**BRIEF**
Leave out the images; return the rest of the data exactly.

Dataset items

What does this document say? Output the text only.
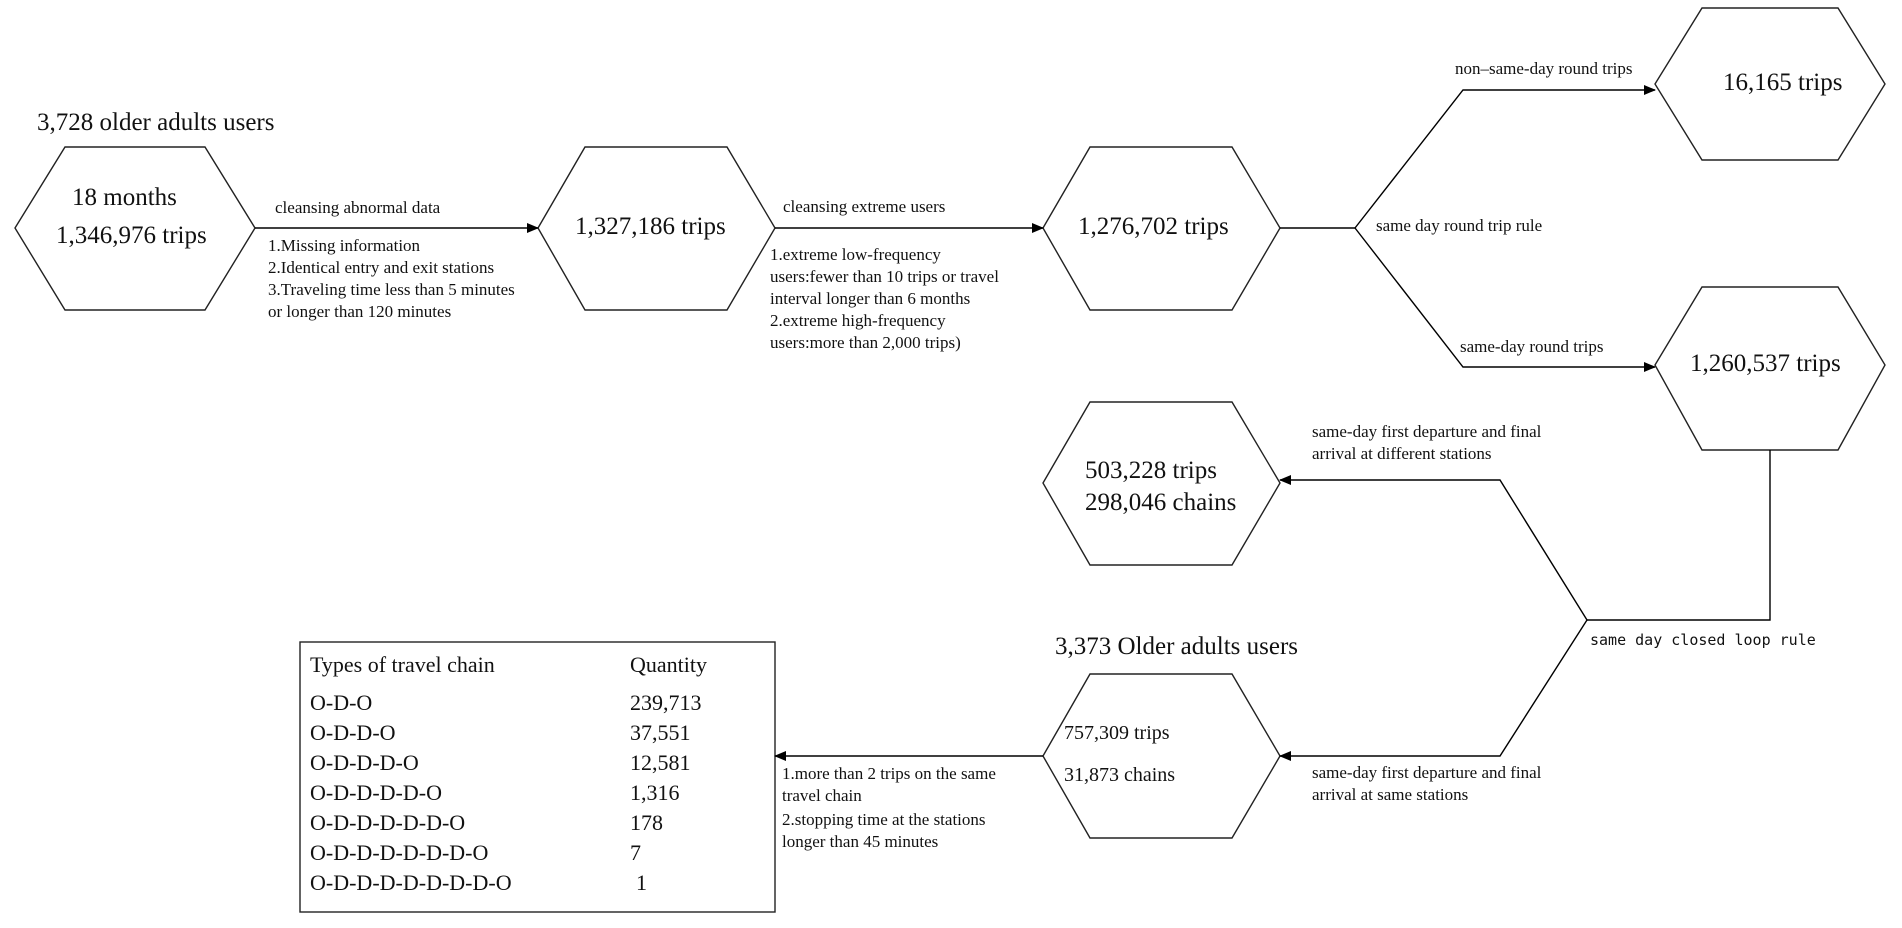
3,728 older adults users
18 months
1,346,976 trips
cleansing abnormal data
1.Missing information
2.Identical entry and exit stations
3.Traveling time less than 5 minutes
or longer than 120 minutes
1,327,186 trips
cleansing extreme users
1.extreme low-frequency
users:fewer than 10 trips or travel
interval longer than 6 months
2.extreme high-frequency
users:more than 2,000 trips)
1,276,702 trips
non–same-day round trips
same day round trip rule
same-day round trips
16,165 trips
1,260,537 trips
same-day first departure and final
arrival at different stations
same day closed loop rule
same-day first departure and final
arrival at same stations
503,228 trips
298,046 chains
3,373 Older adults users
757,309 trips
31,873 chains
1.more than 2 trips on the same
travel chain
2.stopping time at the stations
longer than 45 minutes
Types of travel chain	Quantity
O-D-O	239,713
O-D-D-O	37,551
O-D-D-D-O	12,581
O-D-D-D-D-O	1,316
O-D-D-D-D-D-O	178
O-D-D-D-D-D-D-O	7
O-D-D-D-D-D-D-D-O	1
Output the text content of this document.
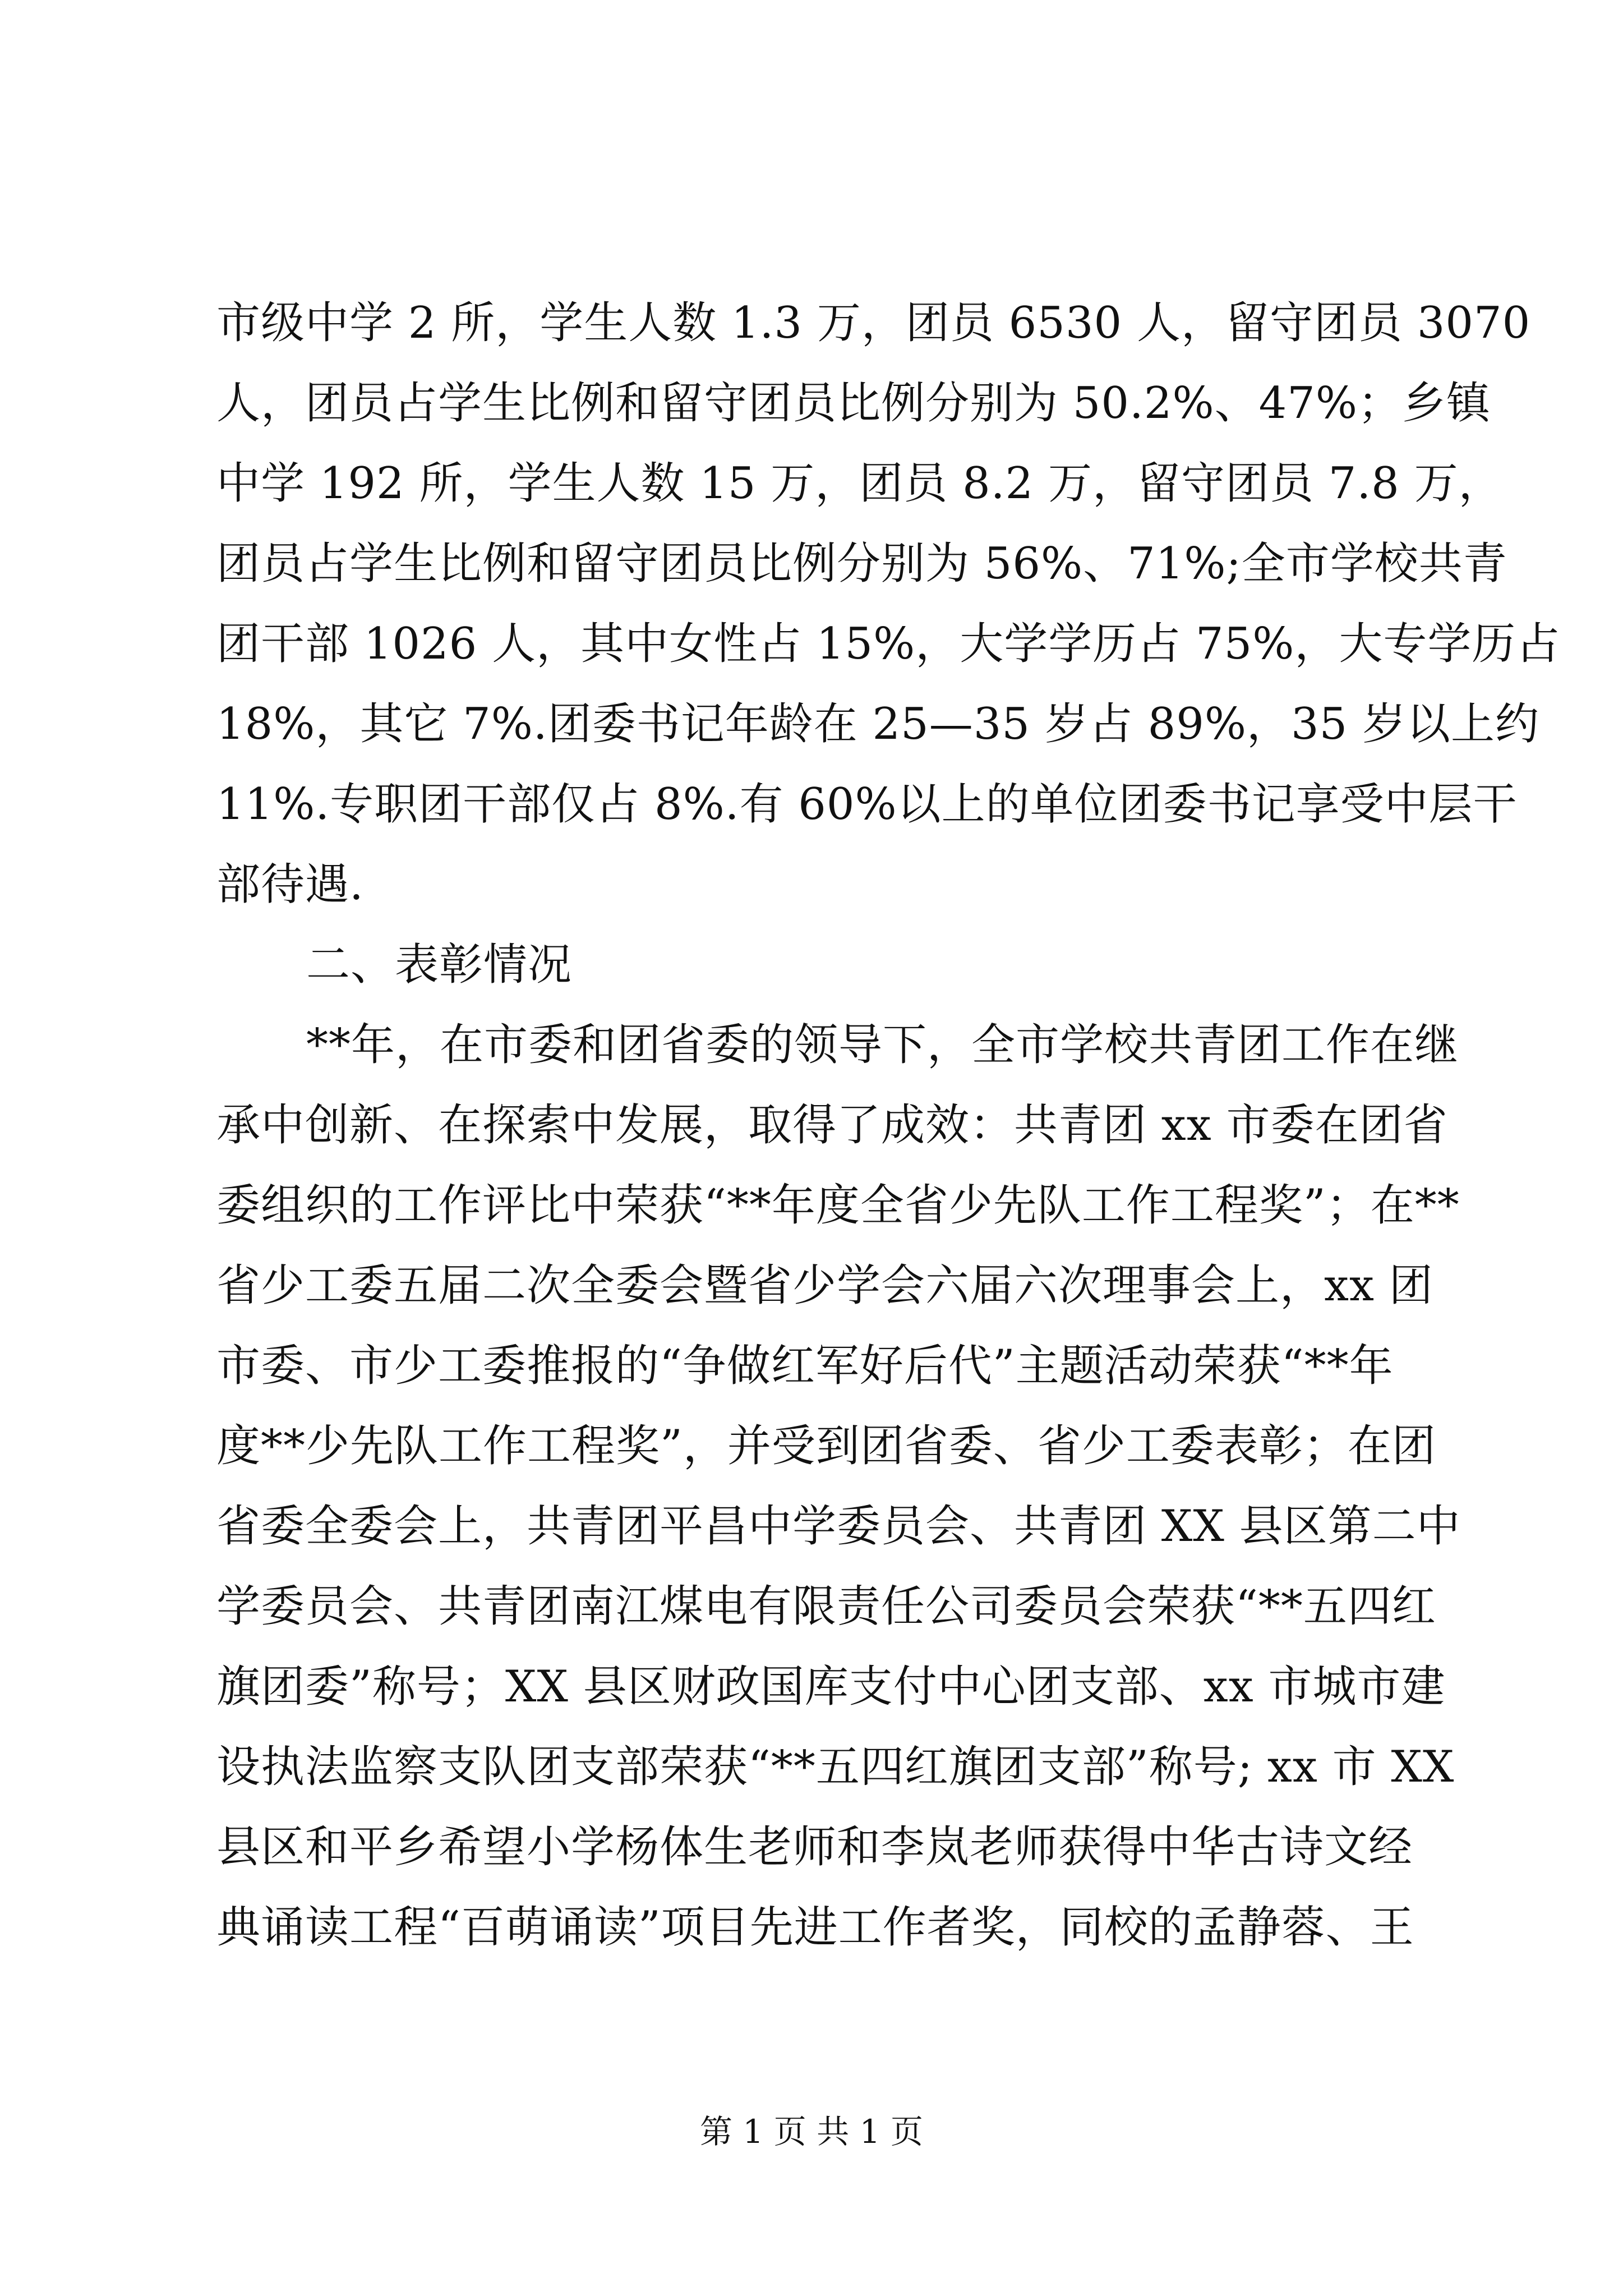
市级中学 2 所，学生人数 1.3 万，团员 6530 人，留守团员 3070
人，团员占学生比例和留守团员比例分别为 50.2%、47%；乡镇
中学 192 所，学生人数 15 万，团员 8.2 万，留守团员 7.8 万，
团员占学生比例和留守团员比例分别为 56%、71%;全市学校共青
团干部 1026 人，其中女性占 15%，大学学历占 75%，大专学历占
18%，其它 7%.团委书记年龄在 25—35 岁占 89%，35 岁以上约
11%.专职团干部仅占 8%.有 60%以上的单位团委书记享受中层干
部待遇.
二、表彰情况
**年，在市委和团省委的领导下，全市学校共青团工作在继
承中创新、在探索中发展，取得了成效：共青团 xx 市委在团省
委组织的工作评比中荣获“**年度全省少先队工作工程奖”；在**
省少工委五届二次全委会暨省少学会六届六次理事会上，xx 团
市委、市少工委推报的“争做红军好后代”主题活动荣获“**年
度**少先队工作工程奖”，并受到团省委、省少工委表彰；在团
省委全委会上，共青团平昌中学委员会、共青团 XX 县区第二中
学委员会、共青团南江煤电有限责任公司委员会荣获“**五四红
旗团委”称号；XX 县区财政国库支付中心团支部、xx 市城市建
设执法监察支队团支部荣获“**五四红旗团支部”称号; xx 市 XX
县区和平乡希望小学杨体生老师和李岚老师获得中华古诗文经
典诵读工程“百萌诵读”项目先进工作者奖，同校的孟静蓉、王
第 1 页 共 1 页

**THE RESULT**
What does this document say? Output the text only.
3,728 older adults users
18 months
1,346,976 trips
cleansing abnormal data
1.Missing information
2.Identical entry and exit stations
3.Traveling time less than 5 minutes
or longer than 120 minutes
1,327,186 trips
cleansing extreme users
1.extreme low-frequency
users:fewer than 10 trips or travel
interval longer than 6 months
2.extreme high-frequency
users:more than 2,000 trips)
1,276,702 trips
non–same-day round trips
same day round trip rule
same-day round trips
16,165 trips
1,260,537 trips
same-day first departure and final
arrival at different stations
same day closed loop rule
same-day first departure and final
arrival at same stations
503,228 trips
298,046 chains
3,373 Older adults users
757,309 trips
31,873 chains
1.more than 2 trips on the same
travel chain
2.stopping time at the stations
longer than 45 minutes
Types of travel chain	Quantity
O-D-O	239,713
O-D-D-O	37,551
O-D-D-D-O	12,581
O-D-D-D-D-O	1,316
O-D-D-D-D-D-O	178
O-D-D-D-D-D-D-O	7
O-D-D-D-D-D-D-D-O	1
Output the text content of this document.
市级中学 2 所，学生人数 1.3 万，团员 6530 人，留守团员 3070
人，团员占学生比例和留守团员比例分别为 50.2%、47%；乡镇
中学 192 所，学生人数 15 万，团员 8.2 万，留守团员 7.8 万，
团员占学生比例和留守团员比例分别为 56%、71%;全市学校共青
团干部 1026 人，其中女性占 15%，大学学历占 75%，大专学历占
18%，其它 7%.团委书记年龄在 25—35 岁占 89%，35 岁以上约
11%.专职团干部仅占 8%.有 60%以上的单位团委书记享受中层干
部待遇.
二、表彰情况
**年，在市委和团省委的领导下，全市学校共青团工作在继
承中创新、在探索中发展，取得了成效：共青团 xx 市委在团省
委组织的工作评比中荣获“**年度全省少先队工作工程奖”；在**
省少工委五届二次全委会暨省少学会六届六次理事会上，xx 团
市委、市少工委推报的“争做红军好后代”主题活动荣获“**年
度**少先队工作工程奖”，并受到团省委、省少工委表彰；在团
省委全委会上，共青团平昌中学委员会、共青团 XX 县区第二中
学委员会、共青团南江煤电有限责任公司委员会荣获“**五四红
旗团委”称号；XX 县区财政国库支付中心团支部、xx 市城市建
设执法监察支队团支部荣获“**五四红旗团支部”称号; xx 市 XX
县区和平乡希望小学杨体生老师和李岚老师获得中华古诗文经
典诵读工程“百萌诵读”项目先进工作者奖，同校的孟静蓉、王
第 1 页 共 1 页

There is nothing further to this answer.